Lift out each line of the data that holds "letter".
— begin Records for processing —
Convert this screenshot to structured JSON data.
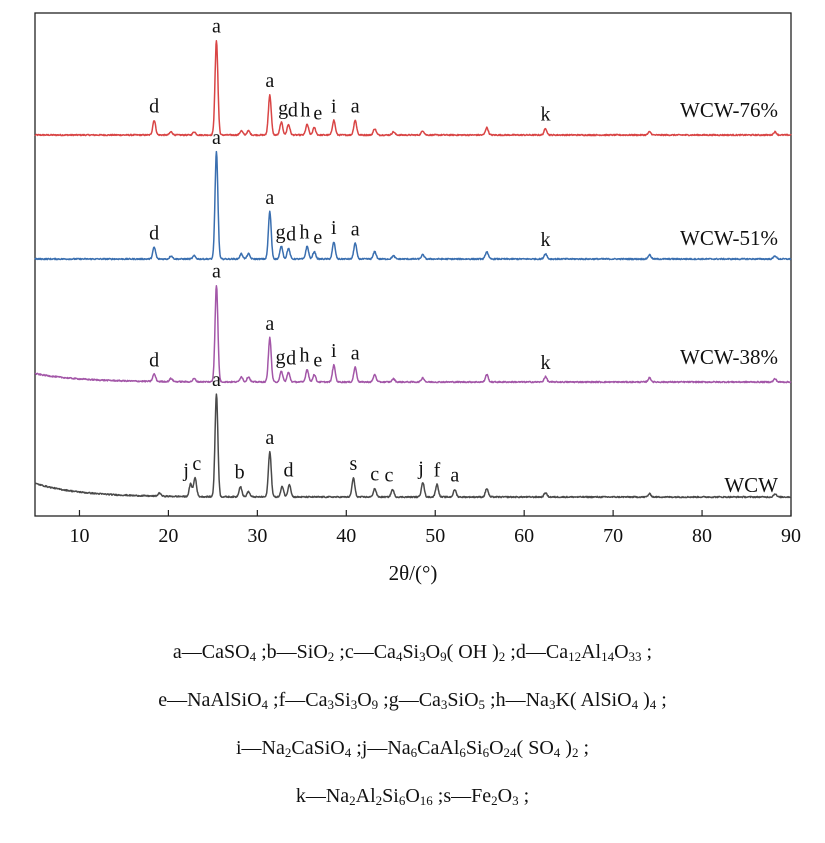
{
  "chart_data": {
    "type": "line",
    "xlabel": "2θ/(°)",
    "ylabel": "",
    "xlim": [
      5,
      90
    ],
    "x_ticks": [
      "10",
      "20",
      "30",
      "40",
      "50",
      "60",
      "70",
      "80",
      "90"
    ],
    "grid": false,
    "series": [
      {
        "name": "WCW-76%",
        "color": "#d94545",
        "base": 0.0,
        "peaks": [
          [
            18.4,
            0.14
          ],
          [
            20.3,
            0.03
          ],
          [
            22.9,
            0.03
          ],
          [
            25.4,
            0.9
          ],
          [
            28.2,
            0.04
          ],
          [
            29.0,
            0.04
          ],
          [
            31.4,
            0.38
          ],
          [
            32.7,
            0.12
          ],
          [
            33.5,
            0.1
          ],
          [
            35.6,
            0.1
          ],
          [
            36.4,
            0.07
          ],
          [
            38.6,
            0.14
          ],
          [
            41.0,
            0.14
          ],
          [
            43.2,
            0.06
          ],
          [
            45.3,
            0.03
          ],
          [
            48.6,
            0.04
          ],
          [
            55.8,
            0.07
          ],
          [
            62.4,
            0.06
          ],
          [
            74.1,
            0.03
          ],
          [
            88.2,
            0.03
          ]
        ],
        "labels": [
          [
            18.4,
            "d"
          ],
          [
            25.4,
            "a"
          ],
          [
            31.4,
            "a"
          ],
          [
            32.9,
            "g"
          ],
          [
            34.0,
            "d"
          ],
          [
            35.4,
            "h"
          ],
          [
            36.8,
            "e"
          ],
          [
            38.6,
            "i"
          ],
          [
            41.0,
            "a"
          ],
          [
            62.4,
            "k"
          ]
        ]
      },
      {
        "name": "WCW-51%",
        "color": "#3a6fb0",
        "base": 0.0,
        "peaks": [
          [
            18.4,
            0.11
          ],
          [
            20.3,
            0.03
          ],
          [
            22.9,
            0.03
          ],
          [
            25.4,
            1.02
          ],
          [
            28.2,
            0.05
          ],
          [
            29.0,
            0.05
          ],
          [
            31.4,
            0.45
          ],
          [
            32.7,
            0.12
          ],
          [
            33.5,
            0.1
          ],
          [
            35.6,
            0.12
          ],
          [
            36.4,
            0.07
          ],
          [
            38.6,
            0.16
          ],
          [
            41.0,
            0.15
          ],
          [
            43.2,
            0.07
          ],
          [
            45.3,
            0.03
          ],
          [
            48.6,
            0.04
          ],
          [
            55.8,
            0.07
          ],
          [
            62.4,
            0.05
          ],
          [
            74.1,
            0.04
          ],
          [
            88.2,
            0.03
          ]
        ],
        "labels": [
          [
            18.4,
            "d"
          ],
          [
            25.4,
            "a"
          ],
          [
            31.4,
            "a"
          ],
          [
            32.6,
            "g"
          ],
          [
            33.8,
            "d"
          ],
          [
            35.3,
            "h"
          ],
          [
            36.8,
            "e"
          ],
          [
            38.6,
            "i"
          ],
          [
            41.0,
            "a"
          ],
          [
            62.4,
            "k"
          ]
        ]
      },
      {
        "name": "WCW-38%",
        "color": "#a357a8",
        "base": 0.08,
        "peaks": [
          [
            18.4,
            0.07
          ],
          [
            20.3,
            0.03
          ],
          [
            22.9,
            0.03
          ],
          [
            25.4,
            0.92
          ],
          [
            28.2,
            0.05
          ],
          [
            29.0,
            0.05
          ],
          [
            31.4,
            0.42
          ],
          [
            32.7,
            0.1
          ],
          [
            33.5,
            0.09
          ],
          [
            35.6,
            0.12
          ],
          [
            36.4,
            0.07
          ],
          [
            38.6,
            0.16
          ],
          [
            41.0,
            0.14
          ],
          [
            43.2,
            0.07
          ],
          [
            45.3,
            0.03
          ],
          [
            48.6,
            0.04
          ],
          [
            55.8,
            0.07
          ],
          [
            62.4,
            0.05
          ],
          [
            74.1,
            0.04
          ],
          [
            88.2,
            0.03
          ]
        ],
        "labels": [
          [
            18.4,
            "d"
          ],
          [
            25.4,
            "a"
          ],
          [
            31.4,
            "a"
          ],
          [
            32.6,
            "g"
          ],
          [
            33.8,
            "d"
          ],
          [
            35.3,
            "h"
          ],
          [
            36.8,
            "e"
          ],
          [
            38.6,
            "i"
          ],
          [
            41.0,
            "a"
          ],
          [
            62.4,
            "k"
          ]
        ]
      },
      {
        "name": "WCW",
        "color": "#4a4a4a",
        "base": 0.13,
        "peaks": [
          [
            19.0,
            0.03
          ],
          [
            22.5,
            0.12
          ],
          [
            23.0,
            0.18
          ],
          [
            25.4,
            0.98
          ],
          [
            28.1,
            0.1
          ],
          [
            29.0,
            0.05
          ],
          [
            31.4,
            0.43
          ],
          [
            32.8,
            0.1
          ],
          [
            33.6,
            0.12
          ],
          [
            40.8,
            0.18
          ],
          [
            43.2,
            0.08
          ],
          [
            45.2,
            0.07
          ],
          [
            48.6,
            0.14
          ],
          [
            50.2,
            0.12
          ],
          [
            52.2,
            0.07
          ],
          [
            55.8,
            0.08
          ],
          [
            62.4,
            0.04
          ],
          [
            74.1,
            0.03
          ],
          [
            88.2,
            0.03
          ]
        ],
        "labels": [
          [
            22.0,
            "j"
          ],
          [
            23.2,
            "c"
          ],
          [
            28.0,
            "b"
          ],
          [
            31.4,
            "a"
          ],
          [
            25.4,
            "a"
          ],
          [
            33.5,
            "d"
          ],
          [
            40.8,
            "s"
          ],
          [
            43.2,
            "c"
          ],
          [
            44.8,
            "c"
          ],
          [
            48.4,
            "j"
          ],
          [
            50.2,
            "f"
          ],
          [
            52.2,
            "a"
          ]
        ]
      }
    ]
  },
  "legend_lines": [
    [
      {
        "letter": "a",
        "parts": [
          [
            "CaSO",
            ""
          ],
          [
            "4",
            "sub"
          ]
        ]
      },
      {
        "letter": "b",
        "parts": [
          [
            "SiO",
            ""
          ],
          [
            "2",
            "sub"
          ]
        ]
      },
      {
        "letter": "c",
        "parts": [
          [
            "Ca",
            ""
          ],
          [
            "4",
            "sub"
          ],
          [
            "Si",
            ""
          ],
          [
            "3",
            "sub"
          ],
          [
            "O",
            ""
          ],
          [
            "9",
            "sub"
          ],
          [
            "( OH )",
            ""
          ],
          [
            "2",
            "sub"
          ]
        ]
      },
      {
        "letter": "d",
        "parts": [
          [
            "Ca",
            ""
          ],
          [
            "12",
            "sub"
          ],
          [
            "Al",
            ""
          ],
          [
            "14",
            "sub"
          ],
          [
            "O",
            ""
          ],
          [
            "33",
            "sub"
          ]
        ]
      }
    ],
    [
      {
        "letter": "e",
        "parts": [
          [
            "NaAlSiO",
            ""
          ],
          [
            "4",
            "sub"
          ]
        ]
      },
      {
        "letter": "f",
        "parts": [
          [
            "Ca",
            ""
          ],
          [
            "3",
            "sub"
          ],
          [
            "Si",
            ""
          ],
          [
            "3",
            "sub"
          ],
          [
            "O",
            ""
          ],
          [
            "9",
            "sub"
          ]
        ]
      },
      {
        "letter": "g",
        "parts": [
          [
            "Ca",
            ""
          ],
          [
            "3",
            "sub"
          ],
          [
            "SiO",
            ""
          ],
          [
            "5",
            "sub"
          ]
        ]
      },
      {
        "letter": "h",
        "parts": [
          [
            "Na",
            ""
          ],
          [
            "3",
            "sub"
          ],
          [
            "K( AlSiO",
            ""
          ],
          [
            "4",
            "sub"
          ],
          [
            " )",
            ""
          ],
          [
            "4",
            "sub"
          ]
        ]
      }
    ],
    [
      {
        "letter": "i",
        "parts": [
          [
            "Na",
            ""
          ],
          [
            "2",
            "sub"
          ],
          [
            "CaSiO",
            ""
          ],
          [
            "4",
            "sub"
          ]
        ]
      },
      {
        "letter": "j",
        "parts": [
          [
            "Na",
            ""
          ],
          [
            "6",
            "sub"
          ],
          [
            "CaAl",
            ""
          ],
          [
            "6",
            "sub"
          ],
          [
            "Si",
            ""
          ],
          [
            "6",
            "sub"
          ],
          [
            "O",
            ""
          ],
          [
            "24",
            "sub"
          ],
          [
            "( SO",
            ""
          ],
          [
            "4",
            "sub"
          ],
          [
            " )",
            ""
          ],
          [
            "2",
            "sub"
          ]
        ]
      }
    ],
    [
      {
        "letter": "k",
        "parts": [
          [
            "Na",
            ""
          ],
          [
            "2",
            "sub"
          ],
          [
            "Al",
            ""
          ],
          [
            "2",
            "sub"
          ],
          [
            "Si",
            ""
          ],
          [
            "6",
            "sub"
          ],
          [
            "O",
            ""
          ],
          [
            "16",
            "sub"
          ]
        ]
      },
      {
        "letter": "s",
        "parts": [
          [
            "Fe",
            ""
          ],
          [
            "2",
            "sub"
          ],
          [
            "O",
            ""
          ],
          [
            "3",
            "sub"
          ]
        ]
      }
    ]
  ],
  "legend_dash": "—",
  "legend_sep": " ;"
}
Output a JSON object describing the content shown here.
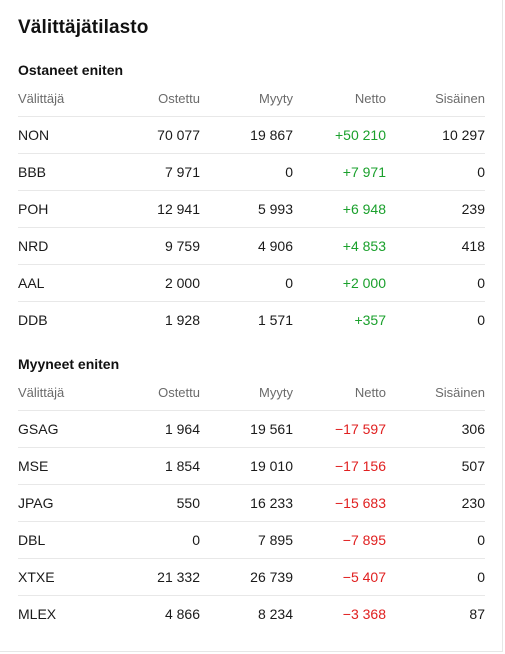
{
  "title": "Välittäjätilasto",
  "columns": [
    "Välittäjä",
    "Ostettu",
    "Myyty",
    "Netto",
    "Sisäinen"
  ],
  "bought": {
    "heading": "Ostaneet eniten",
    "rows": [
      [
        "NON",
        "70 077",
        "19 867",
        "+50 210",
        "10 297"
      ],
      [
        "BBB",
        "7 971",
        "0",
        "+7 971",
        "0"
      ],
      [
        "POH",
        "12 941",
        "5 993",
        "+6 948",
        "239"
      ],
      [
        "NRD",
        "9 759",
        "4 906",
        "+4 853",
        "418"
      ],
      [
        "AAL",
        "2 000",
        "0",
        "+2 000",
        "0"
      ],
      [
        "DDB",
        "1 928",
        "1 571",
        "+357",
        "0"
      ]
    ]
  },
  "sold": {
    "heading": "Myyneet eniten",
    "rows": [
      [
        "GSAG",
        "1 964",
        "19 561",
        "−17 597",
        "306"
      ],
      [
        "MSE",
        "1 854",
        "19 010",
        "−17 156",
        "507"
      ],
      [
        "JPAG",
        "550",
        "16 233",
        "−15 683",
        "230"
      ],
      [
        "DBL",
        "0",
        "7 895",
        "−7 895",
        "0"
      ],
      [
        "XTXE",
        "21 332",
        "26 739",
        "−5 407",
        "0"
      ],
      [
        "MLEX",
        "4 866",
        "8 234",
        "−3 368",
        "87"
      ]
    ]
  },
  "colors": {
    "positive": "#1aa02c",
    "negative": "#e02020"
  }
}
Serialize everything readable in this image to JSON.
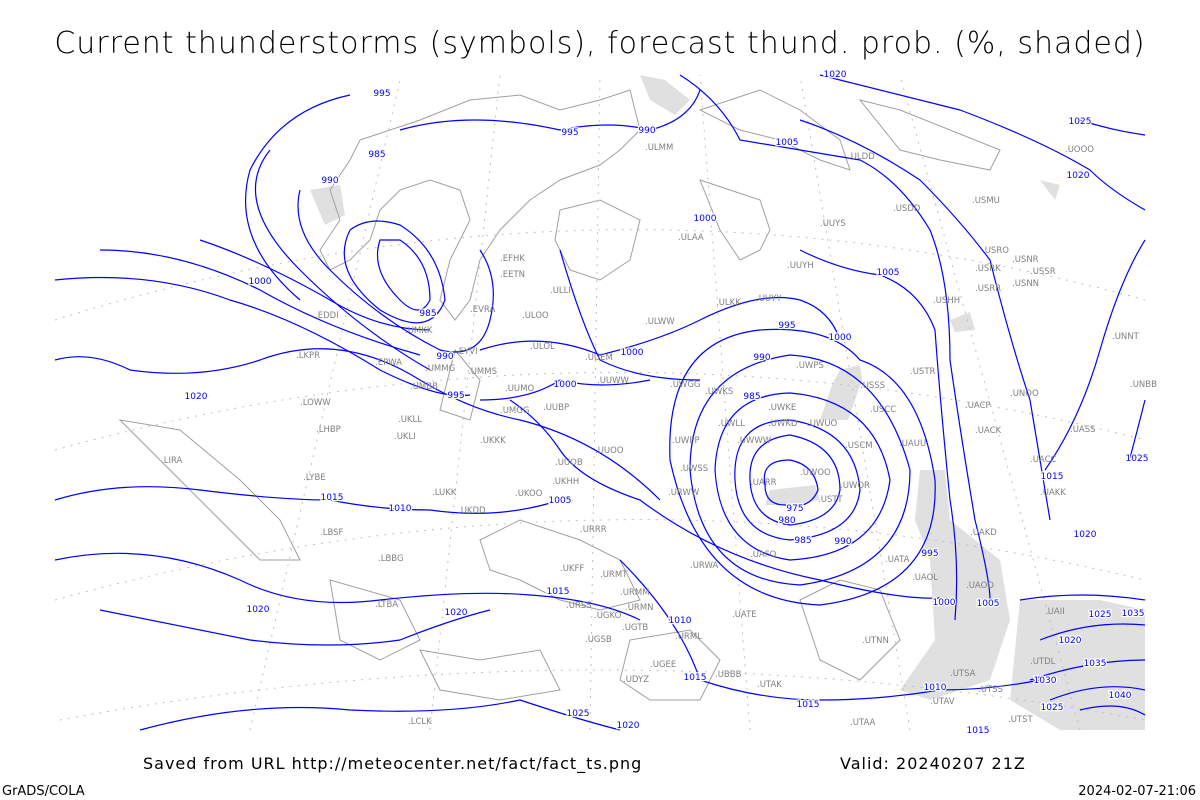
{
  "title": "Current thunderstorms (symbols), forecast thund. prob. (%, shaded)",
  "footer": {
    "saved_from": "Saved from URL http://meteocenter.net/fact/fact_ts.png",
    "valid": "Valid: 20240207 21Z",
    "software": "GrADS/COLA",
    "timestamp": "2024-02-07-21:06"
  },
  "colors": {
    "isobar": "#0000ff",
    "station": "#808080",
    "shading": "#e0e0e0",
    "coast": "#a0a0a0"
  },
  "isobar_labels": [
    "995",
    "995",
    "990",
    "1020",
    "1025",
    "1005",
    "985",
    "990",
    "1000",
    "1000",
    "1005",
    "1020",
    "985",
    "990",
    "995",
    "1000",
    "1000",
    "995",
    "990",
    "985",
    "975",
    "980",
    "985",
    "990",
    "1000",
    "1005",
    "1010",
    "1015",
    "1015",
    "1020",
    "1020",
    "1020",
    "1010",
    "1015",
    "1015",
    "1020",
    "1025",
    "995",
    "1000",
    "1005",
    "1015",
    "1025",
    "1020",
    "1010",
    "1025",
    "1035",
    "1030",
    "1035",
    "1040",
    "1025",
    "1015",
    "1020"
  ],
  "stations": [
    "ULLI",
    "ULOO",
    "ULOL",
    "UUEM",
    "UUWW",
    "ULWW",
    "ULAA",
    "ULKK",
    "UUYY",
    "UUYH",
    "UUYS",
    "ULDD",
    "USDD",
    "USMU",
    "USRO",
    "USRK",
    "USRR",
    "USNR",
    "USNN",
    "USHH",
    "USTR",
    "USSS",
    "USCC",
    "UAUU",
    "USCM",
    "UWOR",
    "UWOO",
    "USTT",
    "UARR",
    "UWWW",
    "UWKD",
    "UWUO",
    "UWKE",
    "UWKS",
    "UWLL",
    "UWGG",
    "UWPP",
    "UWSS",
    "URWW",
    "URRR",
    "UKHH",
    "UKOO",
    "UUOO",
    "UUOB",
    "UUBP",
    "UMGG",
    "UUMO",
    "UMMS",
    "UMKK",
    "UMMG",
    "UMBB",
    "EYVI",
    "EVRA",
    "EETN",
    "EFHK",
    "UKKK",
    "UKLL",
    "UKLI",
    "ULMM",
    "UKDD",
    "LUKK",
    "UACC",
    "UAKK",
    "UAKD",
    "UATA",
    "UAOL",
    "UAFO",
    "URWA",
    "URMT",
    "URMM",
    "URMN",
    "URML",
    "UGTB",
    "UGSB",
    "UGKO",
    "UBBB",
    "UGEE",
    "UDYZ",
    "UATE",
    "UTAK",
    "UTAA",
    "UTNN",
    "UTSA",
    "UTSS",
    "UTST",
    "UTAV",
    "UTDL",
    "UAII",
    "UAOO",
    "EPWA",
    "LKPR",
    "LOWW",
    "LHBP",
    "LIRA",
    "LYBE",
    "LBSF",
    "LBBG",
    "LTBA",
    "LCLK",
    "URSS",
    "UKFF",
    "EDDI",
    "UNNT",
    "UNBB",
    "UASS",
    "UNOO",
    "UACP",
    "UACK",
    "UOOO",
    "USSR",
    "UWPS"
  ]
}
— end Records for processing —
Answer below:
        "letter": "a",
        "letter": "b",
        "letter": "c",
        "letter": "d",
        "letter": "e",
        "letter": "f",
        "letter": "g",
        "letter": "h",
        "letter": "i",
        "letter": "j",
        "letter": "k",
        "letter": "s",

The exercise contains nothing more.